▶ [WHAT YOU HAVE TO DO] When you repeat the entries below, please keep them exact and leave out the pictures.

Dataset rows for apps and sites
---+---

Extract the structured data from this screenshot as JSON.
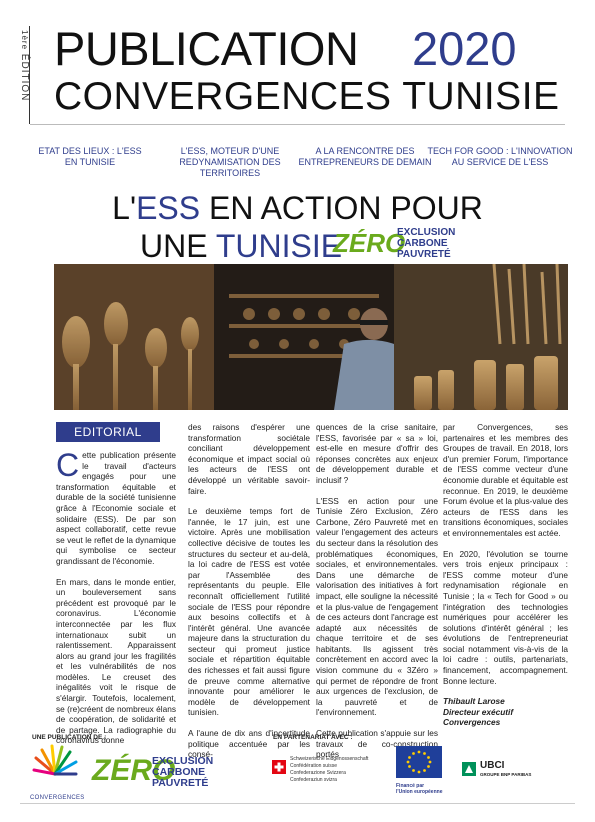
{
  "header": {
    "edition_sup": "1ère",
    "edition": "ÉDITION",
    "title_line1": "PUBLICATION",
    "year": "2020",
    "title_line2": "CONVERGENCES TUNISIE"
  },
  "topics": [
    "ETAT DES LIEUX : L'ESS\nEN TUNISIE",
    "L'ESS, MOTEUR D'UNE\nREDYNAMISATION DES TERRITOIRES",
    "A LA RENCONTRE DES\nENTREPRENEURS DE DEMAIN",
    "TECH FOR GOOD : L'INNOVATION\nAU SERVICE DE L'ESS"
  ],
  "headline": {
    "l_prefix": "L'",
    "ess": "ESS",
    "line1_rest": " EN ACTION POUR",
    "une": "UNE ",
    "tunisie": "TUNISIE"
  },
  "zero_logo": {
    "zero": "ZÉRO",
    "exclusion": "EXCLUSION",
    "carbone": "CARBONE",
    "pauvrete": "PAUVRETÉ"
  },
  "editorial": {
    "tab_label": "EDITORIAL",
    "dropcap": "C",
    "col1": [
      "ette publication présente le travail d'acteurs engagés pour une transformation équitable et durable de la société tunisienne grâce à l'Economie sociale et solidaire (ESS). De par son aspect collaboratif, cette revue se veut le reflet de la dynamique qui symbolise ce secteur grandissant de l'économie.",
      "En mars, dans le monde entier, un bouleversement sans précédent est provoqué par le coronavirus. L'économie interconnectée par les flux internationaux subit un ralentissement. Apparaissent alors au grand jour les fragilités et les vulnérabilités de nos modèles. Le creuset des inégalités voit le risque de s'élargir. Toutefois, localement, se (re)créent de nombreux élans de coopération, de solidarité et de partage. La radiographie du coronavirus donne"
    ],
    "col2": [
      "des raisons d'espérer une transformation sociétale conciliant développement économique et impact social où les acteurs de l'ESS ont développé un véritable savoir-faire.",
      "Le deuxième temps fort de l'année, le 17 juin, est une victoire. Après une mobilisation collective décisive de toutes les structures du secteur et au-delà, la loi cadre de l'ESS est votée par l'Assemblée des représentants du peuple. Elle reconnaît officiellement l'utilité sociale de l'ESS pour répondre aux besoins collectifs et à l'intérêt général. Une avancée majeure dans la structuration du secteur qui promeut justice sociale et répartition équitable des richesses et fait aussi figure de preuve comme alternative innovante pour améliorer le modèle de développement tunisien.",
      "A l'aune de dix ans d'incertitude politique accentuée par les consé-"
    ],
    "col3": [
      "quences de la crise sanitaire, l'ESS, favorisée par « sa » loi, est-elle en mesure d'offrir des réponses concrètes aux enjeux de développement durable et inclusif ?",
      "L'ESS en action pour une Tunisie Zéro Exclusion, Zéro Carbone, Zéro Pauvreté met en valeur l'engagement des acteurs du secteur dans la résolution des problématiques économiques, sociales, et environnementales. Dans une démarche de valorisation des initiatives à fort impact, elle souligne la nécessité et la plus-value de l'engagement de ces acteurs dont l'ancrage est adapté aux nécessités de chaque territoire et de ses habitants. Ils agissent très concrètement en accord avec la vision commune du « 3Zéro » qui permet de répondre de front aux urgences de l'exclusion, de la pauvreté et de l'environnement.",
      "Cette publication s'appuie sur les travaux de co-construction portés"
    ],
    "col4": [
      "par Convergences, ses partenaires et les membres des Groupes de travail. En 2018, lors d'un premier Forum, l'importance de l'ESS comme vecteur d'une économie durable et équitable est reconnue. En 2019, le deuxième Forum évolue et la plus-value des acteurs de l'ESS dans les transitions économiques, sociales et environnementales est actée.",
      "En 2020, l'évolution se tourne vers trois enjeux principaux : l'ESS comme moteur d'une redynamisation régionale en Tunisie ; la « Tech for Good » ou l'intégration des technologies numériques pour accélérer les solutions d'intérêt général ; les évolutions de l'entrepreneuriat social notamment vis-à-vis de la loi cadre : outils, partenariats, financement, accompagnement. Bonne lecture."
    ],
    "signature": [
      "Thibault Larose",
      "Directeur exécutif",
      "Convergences"
    ]
  },
  "footer": {
    "publication_label": "UNE PUBLICATION DE :",
    "partner_label": "EN PARTENARIAT AVEC :",
    "convergences": "CONVERGENCES",
    "swiss_lines": [
      "Schweizerische Eidgenossenschaft",
      "Confédération suisse",
      "Confederazione Svizzera",
      "Confederaziun svizra"
    ],
    "eu_lines": [
      "Financé par",
      "l'Union européenne"
    ],
    "ubci": "UBCI",
    "ubci_sub": "GROUPE BNP PARIBAS"
  },
  "colors": {
    "accent": "#2f3d8c",
    "green": "#6aaa1d"
  }
}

---+---

▶ [RESULT OF THE TASK]
Extract the structured data from this screenshot as JSON.
{
  "header": {
    "edition_sup": "1ère",
    "edition": "ÉDITION",
    "title_line1": "PUBLICATION",
    "year": "2020",
    "title_line2": "CONVERGENCES TUNISIE"
  },
  "topics": [
    "ETAT DES LIEUX : L'ESS\nEN TUNISIE",
    "L'ESS, MOTEUR D'UNE\nREDYNAMISATION DES TERRITOIRES",
    "A LA RENCONTRE DES\nENTREPRENEURS DE DEMAIN",
    "TECH FOR GOOD : L'INNOVATION\nAU SERVICE DE L'ESS"
  ],
  "headline": {
    "l_prefix": "L'",
    "ess": "ESS",
    "line1_rest": " EN ACTION POUR",
    "une": "UNE ",
    "tunisie": "TUNISIE"
  },
  "zero_logo": {
    "zero": "ZÉRO",
    "exclusion": "EXCLUSION",
    "carbone": "CARBONE",
    "pauvrete": "PAUVRETÉ"
  },
  "editorial": {
    "tab_label": "EDITORIAL",
    "dropcap": "C",
    "col1": [
      "ette publication présente le travail d'acteurs engagés pour une transformation équitable et durable de la société tunisienne grâce à l'Economie sociale et solidaire (ESS). De par son aspect collaboratif, cette revue se veut le reflet de la dynamique qui symbolise ce secteur grandissant de l'économie.",
      "En mars, dans le monde entier, un bouleversement sans précédent est provoqué par le coronavirus. L'économie interconnectée par les flux internationaux subit un ralentissement. Apparaissent alors au grand jour les fragilités et les vulnérabilités de nos modèles. Le creuset des inégalités voit le risque de s'élargir. Toutefois, localement, se (re)créent de nombreux élans de coopération, de solidarité et de partage. La radiographie du coronavirus donne"
    ],
    "col2": [
      "des raisons d'espérer une transformation sociétale conciliant développement économique et impact social où les acteurs de l'ESS ont développé un véritable savoir-faire.",
      "Le deuxième temps fort de l'année, le 17 juin, est une victoire. Après une mobilisation collective décisive de toutes les structures du secteur et au-delà, la loi cadre de l'ESS est votée par l'Assemblée des représentants du peuple. Elle reconnaît officiellement l'utilité sociale de l'ESS pour répondre aux besoins collectifs et à l'intérêt général. Une avancée majeure dans la structuration du secteur qui promeut justice sociale et répartition équitable des richesses et fait aussi figure de preuve comme alternative innovante pour améliorer le modèle de développement tunisien.",
      "A l'aune de dix ans d'incertitude politique accentuée par les consé-"
    ],
    "col3": [
      "quences de la crise sanitaire, l'ESS, favorisée par « sa » loi, est-elle en mesure d'offrir des réponses concrètes aux enjeux de développement durable et inclusif ?",
      "L'ESS en action pour une Tunisie Zéro Exclusion, Zéro Carbone, Zéro Pauvreté met en valeur l'engagement des acteurs du secteur dans la résolution des problématiques économiques, sociales, et environnementales. Dans une démarche de valorisation des initiatives à fort impact, elle souligne la nécessité et la plus-value de l'engagement de ces acteurs dont l'ancrage est adapté aux nécessités de chaque territoire et de ses habitants. Ils agissent très concrètement en accord avec la vision commune du « 3Zéro » qui permet de répondre de front aux urgences de l'exclusion, de la pauvreté et de l'environnement.",
      "Cette publication s'appuie sur les travaux de co-construction portés"
    ],
    "col4": [
      "par Convergences, ses partenaires et les membres des Groupes de travail. En 2018, lors d'un premier Forum, l'importance de l'ESS comme vecteur d'une économie durable et équitable est reconnue. En 2019, le deuxième Forum évolue et la plus-value des acteurs de l'ESS dans les transitions économiques, sociales et environnementales est actée.",
      "En 2020, l'évolution se tourne vers trois enjeux principaux : l'ESS comme moteur d'une redynamisation régionale en Tunisie ; la « Tech for Good » ou l'intégration des technologies numériques pour accélérer les solutions d'intérêt général ; les évolutions de l'entrepreneuriat social notamment vis-à-vis de la loi cadre : outils, partenariats, financement, accompagnement. Bonne lecture."
    ],
    "signature": [
      "Thibault Larose",
      "Directeur exécutif",
      "Convergences"
    ]
  },
  "footer": {
    "publication_label": "UNE PUBLICATION DE :",
    "partner_label": "EN PARTENARIAT AVEC :",
    "convergences": "CONVERGENCES",
    "swiss_lines": [
      "Schweizerische Eidgenossenschaft",
      "Confédération suisse",
      "Confederazione Svizzera",
      "Confederaziun svizra"
    ],
    "eu_lines": [
      "Financé par",
      "l'Union européenne"
    ],
    "ubci": "UBCI",
    "ubci_sub": "GROUPE BNP PARIBAS"
  },
  "colors": {
    "accent": "#2f3d8c",
    "green": "#6aaa1d"
  }
}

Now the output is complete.